__Given task__. Filter the data below for the string "label" and copy each matching line.
>> begin Stored records
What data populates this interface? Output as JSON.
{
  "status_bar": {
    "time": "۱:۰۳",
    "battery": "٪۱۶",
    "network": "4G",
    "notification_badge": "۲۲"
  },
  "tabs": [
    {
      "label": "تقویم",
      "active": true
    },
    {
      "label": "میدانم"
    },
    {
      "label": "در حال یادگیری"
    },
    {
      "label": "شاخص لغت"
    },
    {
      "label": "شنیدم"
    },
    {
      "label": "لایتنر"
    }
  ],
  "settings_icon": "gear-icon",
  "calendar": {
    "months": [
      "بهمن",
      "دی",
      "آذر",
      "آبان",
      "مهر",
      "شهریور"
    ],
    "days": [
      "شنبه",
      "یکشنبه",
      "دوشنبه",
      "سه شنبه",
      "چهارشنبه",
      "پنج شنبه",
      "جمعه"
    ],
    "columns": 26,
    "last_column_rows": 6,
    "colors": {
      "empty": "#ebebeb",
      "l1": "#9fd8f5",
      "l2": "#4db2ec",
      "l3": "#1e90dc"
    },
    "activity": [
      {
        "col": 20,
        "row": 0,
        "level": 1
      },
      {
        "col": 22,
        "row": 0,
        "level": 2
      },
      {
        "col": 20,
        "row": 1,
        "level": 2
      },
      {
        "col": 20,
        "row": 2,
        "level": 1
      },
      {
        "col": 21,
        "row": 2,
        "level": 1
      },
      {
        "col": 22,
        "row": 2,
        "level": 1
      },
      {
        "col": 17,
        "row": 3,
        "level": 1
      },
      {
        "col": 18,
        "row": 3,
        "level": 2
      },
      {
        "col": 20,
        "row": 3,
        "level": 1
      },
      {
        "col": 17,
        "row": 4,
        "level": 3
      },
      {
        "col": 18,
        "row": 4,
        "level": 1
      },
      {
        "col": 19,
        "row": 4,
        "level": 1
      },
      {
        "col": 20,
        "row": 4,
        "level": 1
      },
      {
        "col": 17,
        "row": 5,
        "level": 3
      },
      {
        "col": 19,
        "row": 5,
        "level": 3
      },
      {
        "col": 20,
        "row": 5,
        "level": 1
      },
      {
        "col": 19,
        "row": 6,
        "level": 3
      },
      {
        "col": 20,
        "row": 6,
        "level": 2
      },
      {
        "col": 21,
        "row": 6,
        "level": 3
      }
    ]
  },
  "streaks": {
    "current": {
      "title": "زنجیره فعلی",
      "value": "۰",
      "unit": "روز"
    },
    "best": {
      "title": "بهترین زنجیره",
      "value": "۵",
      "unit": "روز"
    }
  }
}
>> end Stored records
__Exercise result__.
      "label": "تقویم",
      "label": "میدانم"
      "label": "در حال یادگیری"
      "label": "شاخص لغت"
      "label": "شنیدم"
      "label": "لایتنر"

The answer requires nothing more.